● STATED GOAL:
Go to the line that contains "Transcribe this image's" and extract it along with every line after it, exactly, through the end of the data below.

[WORKING DATA start]

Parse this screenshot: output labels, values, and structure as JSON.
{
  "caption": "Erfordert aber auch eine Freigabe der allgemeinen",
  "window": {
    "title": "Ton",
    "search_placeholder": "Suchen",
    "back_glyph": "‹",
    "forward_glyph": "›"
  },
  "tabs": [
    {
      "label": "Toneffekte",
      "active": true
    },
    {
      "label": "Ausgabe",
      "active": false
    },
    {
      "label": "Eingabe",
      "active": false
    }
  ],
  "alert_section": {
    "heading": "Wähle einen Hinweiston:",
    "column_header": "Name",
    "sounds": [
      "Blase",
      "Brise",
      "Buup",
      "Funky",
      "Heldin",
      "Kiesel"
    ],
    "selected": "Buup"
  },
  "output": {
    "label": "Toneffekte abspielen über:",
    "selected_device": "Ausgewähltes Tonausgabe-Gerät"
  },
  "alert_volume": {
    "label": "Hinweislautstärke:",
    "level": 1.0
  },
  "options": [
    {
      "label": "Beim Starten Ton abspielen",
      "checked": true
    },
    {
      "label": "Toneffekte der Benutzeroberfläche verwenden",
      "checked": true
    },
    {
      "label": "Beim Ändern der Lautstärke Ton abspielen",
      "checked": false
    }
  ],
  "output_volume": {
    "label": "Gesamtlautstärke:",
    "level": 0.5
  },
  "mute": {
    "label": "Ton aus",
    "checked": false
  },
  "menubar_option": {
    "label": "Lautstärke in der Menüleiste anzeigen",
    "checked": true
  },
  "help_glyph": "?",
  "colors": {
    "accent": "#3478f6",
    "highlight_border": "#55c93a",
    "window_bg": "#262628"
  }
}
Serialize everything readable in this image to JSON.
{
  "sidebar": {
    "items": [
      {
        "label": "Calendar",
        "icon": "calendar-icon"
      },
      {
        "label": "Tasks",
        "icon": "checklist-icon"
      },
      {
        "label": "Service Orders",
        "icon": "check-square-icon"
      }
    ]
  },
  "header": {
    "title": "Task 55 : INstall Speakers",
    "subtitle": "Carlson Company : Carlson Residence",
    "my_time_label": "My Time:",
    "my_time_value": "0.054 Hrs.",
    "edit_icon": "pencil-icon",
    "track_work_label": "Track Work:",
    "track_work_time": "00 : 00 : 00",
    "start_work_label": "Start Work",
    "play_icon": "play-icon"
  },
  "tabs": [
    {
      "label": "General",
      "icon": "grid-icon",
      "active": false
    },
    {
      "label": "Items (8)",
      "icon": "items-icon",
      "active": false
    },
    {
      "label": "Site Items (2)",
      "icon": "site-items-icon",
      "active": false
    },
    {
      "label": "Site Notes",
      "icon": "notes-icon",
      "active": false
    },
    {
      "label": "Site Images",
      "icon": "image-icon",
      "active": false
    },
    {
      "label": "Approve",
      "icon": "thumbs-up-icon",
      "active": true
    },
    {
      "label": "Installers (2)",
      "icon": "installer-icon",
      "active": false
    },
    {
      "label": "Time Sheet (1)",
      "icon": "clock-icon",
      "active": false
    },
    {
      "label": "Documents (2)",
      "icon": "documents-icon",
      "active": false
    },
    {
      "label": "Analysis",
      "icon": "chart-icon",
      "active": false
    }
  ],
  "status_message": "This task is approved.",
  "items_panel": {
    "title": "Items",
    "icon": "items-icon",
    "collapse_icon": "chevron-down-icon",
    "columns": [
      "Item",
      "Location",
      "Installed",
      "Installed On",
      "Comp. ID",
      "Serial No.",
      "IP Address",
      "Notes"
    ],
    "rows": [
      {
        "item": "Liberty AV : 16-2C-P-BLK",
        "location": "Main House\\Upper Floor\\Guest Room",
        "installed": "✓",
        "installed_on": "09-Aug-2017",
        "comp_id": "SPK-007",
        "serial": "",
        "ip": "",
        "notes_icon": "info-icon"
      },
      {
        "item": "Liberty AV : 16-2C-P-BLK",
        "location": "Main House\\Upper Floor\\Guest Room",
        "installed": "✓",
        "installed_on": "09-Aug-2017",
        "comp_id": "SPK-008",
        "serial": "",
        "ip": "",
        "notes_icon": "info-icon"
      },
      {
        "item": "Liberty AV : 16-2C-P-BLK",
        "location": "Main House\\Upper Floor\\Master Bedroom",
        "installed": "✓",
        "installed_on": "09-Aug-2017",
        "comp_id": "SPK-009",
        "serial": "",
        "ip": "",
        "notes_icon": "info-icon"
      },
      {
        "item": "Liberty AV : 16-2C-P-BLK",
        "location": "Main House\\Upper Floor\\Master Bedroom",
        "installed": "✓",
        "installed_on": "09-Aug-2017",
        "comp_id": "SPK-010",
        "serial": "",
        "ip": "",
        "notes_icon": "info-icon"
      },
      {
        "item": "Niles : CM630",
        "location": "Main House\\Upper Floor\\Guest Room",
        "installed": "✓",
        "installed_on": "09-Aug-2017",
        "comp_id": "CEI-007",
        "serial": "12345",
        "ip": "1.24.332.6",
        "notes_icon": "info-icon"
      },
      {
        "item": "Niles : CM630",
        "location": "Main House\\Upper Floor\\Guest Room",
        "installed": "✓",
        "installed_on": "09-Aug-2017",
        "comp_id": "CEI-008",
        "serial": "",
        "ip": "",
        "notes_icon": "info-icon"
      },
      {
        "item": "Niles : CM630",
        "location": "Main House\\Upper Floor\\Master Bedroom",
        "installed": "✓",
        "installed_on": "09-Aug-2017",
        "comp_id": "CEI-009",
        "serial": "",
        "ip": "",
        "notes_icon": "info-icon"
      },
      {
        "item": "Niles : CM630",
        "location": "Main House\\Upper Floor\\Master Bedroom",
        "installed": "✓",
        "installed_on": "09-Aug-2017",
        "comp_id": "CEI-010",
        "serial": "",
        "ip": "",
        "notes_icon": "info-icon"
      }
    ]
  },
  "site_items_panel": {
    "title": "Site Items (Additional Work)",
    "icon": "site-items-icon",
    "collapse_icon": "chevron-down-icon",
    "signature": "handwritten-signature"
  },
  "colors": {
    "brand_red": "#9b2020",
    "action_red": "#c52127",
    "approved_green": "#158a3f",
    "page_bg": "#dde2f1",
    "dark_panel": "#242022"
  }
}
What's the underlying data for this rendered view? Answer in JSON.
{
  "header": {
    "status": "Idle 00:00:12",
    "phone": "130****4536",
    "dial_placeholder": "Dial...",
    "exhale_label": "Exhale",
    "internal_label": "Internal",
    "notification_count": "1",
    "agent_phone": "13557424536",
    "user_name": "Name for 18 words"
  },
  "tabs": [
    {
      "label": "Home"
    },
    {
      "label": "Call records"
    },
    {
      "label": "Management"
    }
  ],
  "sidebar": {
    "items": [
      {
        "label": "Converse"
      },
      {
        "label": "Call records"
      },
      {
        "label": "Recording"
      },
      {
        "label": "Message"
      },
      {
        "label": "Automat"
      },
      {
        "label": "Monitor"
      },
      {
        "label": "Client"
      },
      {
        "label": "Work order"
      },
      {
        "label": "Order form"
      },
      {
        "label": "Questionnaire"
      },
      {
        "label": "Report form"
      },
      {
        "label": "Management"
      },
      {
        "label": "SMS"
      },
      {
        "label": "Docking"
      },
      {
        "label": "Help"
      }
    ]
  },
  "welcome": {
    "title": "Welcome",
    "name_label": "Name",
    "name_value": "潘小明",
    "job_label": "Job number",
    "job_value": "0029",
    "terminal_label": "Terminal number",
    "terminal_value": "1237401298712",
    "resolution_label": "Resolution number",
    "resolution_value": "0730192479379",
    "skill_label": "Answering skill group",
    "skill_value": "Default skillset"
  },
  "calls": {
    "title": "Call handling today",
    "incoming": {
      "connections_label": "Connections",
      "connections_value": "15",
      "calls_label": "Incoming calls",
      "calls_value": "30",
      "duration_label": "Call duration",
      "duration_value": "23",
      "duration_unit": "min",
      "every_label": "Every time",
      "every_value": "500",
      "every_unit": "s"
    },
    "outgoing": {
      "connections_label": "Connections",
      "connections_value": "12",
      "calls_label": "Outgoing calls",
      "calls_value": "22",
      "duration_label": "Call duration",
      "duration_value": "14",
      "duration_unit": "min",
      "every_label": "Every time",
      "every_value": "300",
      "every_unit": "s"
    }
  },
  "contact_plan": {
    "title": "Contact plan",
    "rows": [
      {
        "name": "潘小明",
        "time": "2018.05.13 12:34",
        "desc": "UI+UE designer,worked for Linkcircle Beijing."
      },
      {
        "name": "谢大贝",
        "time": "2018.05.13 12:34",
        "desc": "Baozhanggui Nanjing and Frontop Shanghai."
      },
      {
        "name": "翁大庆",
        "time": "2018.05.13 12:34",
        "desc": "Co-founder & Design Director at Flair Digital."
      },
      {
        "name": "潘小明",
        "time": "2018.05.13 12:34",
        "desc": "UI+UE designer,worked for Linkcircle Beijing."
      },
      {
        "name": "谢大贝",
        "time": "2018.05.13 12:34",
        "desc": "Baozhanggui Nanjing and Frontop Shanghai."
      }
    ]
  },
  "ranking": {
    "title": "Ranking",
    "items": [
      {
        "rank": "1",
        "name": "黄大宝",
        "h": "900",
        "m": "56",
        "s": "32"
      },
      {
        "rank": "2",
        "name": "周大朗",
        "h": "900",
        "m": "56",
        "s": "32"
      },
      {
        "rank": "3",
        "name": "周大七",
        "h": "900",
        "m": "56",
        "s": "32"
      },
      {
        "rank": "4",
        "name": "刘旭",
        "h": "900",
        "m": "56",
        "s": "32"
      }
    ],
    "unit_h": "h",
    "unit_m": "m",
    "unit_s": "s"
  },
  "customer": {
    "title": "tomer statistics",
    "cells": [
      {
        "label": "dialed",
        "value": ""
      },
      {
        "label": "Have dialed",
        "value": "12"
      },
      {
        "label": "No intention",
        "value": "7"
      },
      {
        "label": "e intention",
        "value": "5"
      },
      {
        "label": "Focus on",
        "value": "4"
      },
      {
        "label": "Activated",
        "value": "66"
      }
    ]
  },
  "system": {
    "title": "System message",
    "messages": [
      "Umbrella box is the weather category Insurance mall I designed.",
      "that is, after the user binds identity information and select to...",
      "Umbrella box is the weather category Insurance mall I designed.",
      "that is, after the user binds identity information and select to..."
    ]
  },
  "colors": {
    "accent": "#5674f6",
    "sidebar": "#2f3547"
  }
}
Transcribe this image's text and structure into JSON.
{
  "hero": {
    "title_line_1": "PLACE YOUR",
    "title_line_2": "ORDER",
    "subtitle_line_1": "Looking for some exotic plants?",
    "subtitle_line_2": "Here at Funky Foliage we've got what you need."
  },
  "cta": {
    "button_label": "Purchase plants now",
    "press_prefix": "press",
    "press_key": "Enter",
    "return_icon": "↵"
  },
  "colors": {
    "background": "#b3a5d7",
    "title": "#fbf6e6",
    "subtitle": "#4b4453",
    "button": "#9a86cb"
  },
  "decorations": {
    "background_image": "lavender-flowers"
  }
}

[WORKING DATA end]

● RESPONSE BELOW:
Transcribe this image's text and structure into JSON.
{
  "hero": {
    "title_line_1": "PLACE YOUR",
    "title_line_2": "ORDER",
    "subtitle_line_1": "Looking for some exotic plants?",
    "subtitle_line_2": "Here at Funky Foliage we've got what you need."
  },
  "cta": {
    "button_label": "Purchase plants now",
    "press_prefix": "press",
    "press_key": "Enter",
    "return_icon": "↵"
  },
  "colors": {
    "background": "#b3a5d7",
    "title": "#fbf6e6",
    "subtitle": "#4b4453",
    "button": "#9a86cb"
  },
  "decorations": {
    "background_image": "lavender-flowers"
  }
}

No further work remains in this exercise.